(Dataset entries)
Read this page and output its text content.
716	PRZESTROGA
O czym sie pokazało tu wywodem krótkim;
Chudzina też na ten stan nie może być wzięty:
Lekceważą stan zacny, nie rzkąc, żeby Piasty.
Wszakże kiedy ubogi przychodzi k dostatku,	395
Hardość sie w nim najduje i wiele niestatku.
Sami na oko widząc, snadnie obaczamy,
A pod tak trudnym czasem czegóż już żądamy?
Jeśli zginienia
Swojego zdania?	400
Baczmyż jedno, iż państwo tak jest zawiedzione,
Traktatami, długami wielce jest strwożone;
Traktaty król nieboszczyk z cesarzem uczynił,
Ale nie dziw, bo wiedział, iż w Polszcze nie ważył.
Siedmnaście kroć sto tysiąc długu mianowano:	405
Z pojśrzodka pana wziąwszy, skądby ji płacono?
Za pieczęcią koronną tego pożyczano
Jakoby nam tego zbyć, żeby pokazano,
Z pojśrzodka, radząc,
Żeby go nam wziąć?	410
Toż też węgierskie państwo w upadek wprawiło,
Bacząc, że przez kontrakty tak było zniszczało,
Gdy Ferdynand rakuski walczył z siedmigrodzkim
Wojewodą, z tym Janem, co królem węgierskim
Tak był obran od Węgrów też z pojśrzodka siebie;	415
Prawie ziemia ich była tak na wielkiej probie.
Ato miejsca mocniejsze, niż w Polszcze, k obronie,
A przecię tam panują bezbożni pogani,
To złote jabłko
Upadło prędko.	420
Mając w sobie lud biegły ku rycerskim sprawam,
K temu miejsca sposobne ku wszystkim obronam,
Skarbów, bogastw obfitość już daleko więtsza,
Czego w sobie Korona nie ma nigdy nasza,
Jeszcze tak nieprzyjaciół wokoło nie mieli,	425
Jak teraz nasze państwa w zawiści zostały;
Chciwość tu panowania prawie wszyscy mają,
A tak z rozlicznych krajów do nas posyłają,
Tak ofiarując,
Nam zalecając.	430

**GIVEN EXERCISE**
Make an exact copy of the records.

**IN RESPONSE**
Read this page and output its text content.
716	PRZESTROGA
O czym sie pokazało tu wywodem krótkim;
Chudzina też na ten stan nie może być wzięty:
Lekceważą stan zacny, nie rzkąc, żeby Piasty.
Wszakże kiedy ubogi przychodzi k dostatku,	395
Hardość sie w nim najduje i wiele niestatku.
Sami na oko widząc, snadnie obaczamy,
A pod tak trudnym czasem czegóż już żądamy?
Jeśli zginienia
Swojego zdania?	400
Baczmyż jedno, iż państwo tak jest zawiedzione,
Traktatami, długami wielce jest strwożone;
Traktaty król nieboszczyk z cesarzem uczynił,
Ale nie dziw, bo wiedział, iż w Polszcze nie ważył.
Siedmnaście kroć sto tysiąc długu mianowano:	405
Z pojśrzodka pana wziąwszy, skądby ji płacono?
Za pieczęcią koronną tego pożyczano
Jakoby nam tego zbyć, żeby pokazano,
Z pojśrzodka, radząc,
Żeby go nam wziąć?	410
Toż też węgierskie państwo w upadek wprawiło,
Bacząc, że przez kontrakty tak było zniszczało,
Gdy Ferdynand rakuski walczył z siedmigrodzkim
Wojewodą, z tym Janem, co królem węgierskim
Tak był obran od Węgrów też z pojśrzodka siebie;	415
Prawie ziemia ich była tak na wielkiej probie.
Ato miejsca mocniejsze, niż w Polszcze, k obronie,
A przecię tam panują bezbożni pogani,
To złote jabłko
Upadło prędko.	420
Mając w sobie lud biegły ku rycerskim sprawam,
K temu miejsca sposobne ku wszystkim obronam,
Skarbów, bogastw obfitość już daleko więtsza,
Czego w sobie Korona nie ma nigdy nasza,
Jeszcze tak nieprzyjaciół wokoło nie mieli,	425
Jak teraz nasze państwa w zawiści zostały;
Chciwość tu panowania prawie wszyscy mają,
A tak z rozlicznych krajów do nas posyłają,
Tak ofiarując,
Nam zalecając.	430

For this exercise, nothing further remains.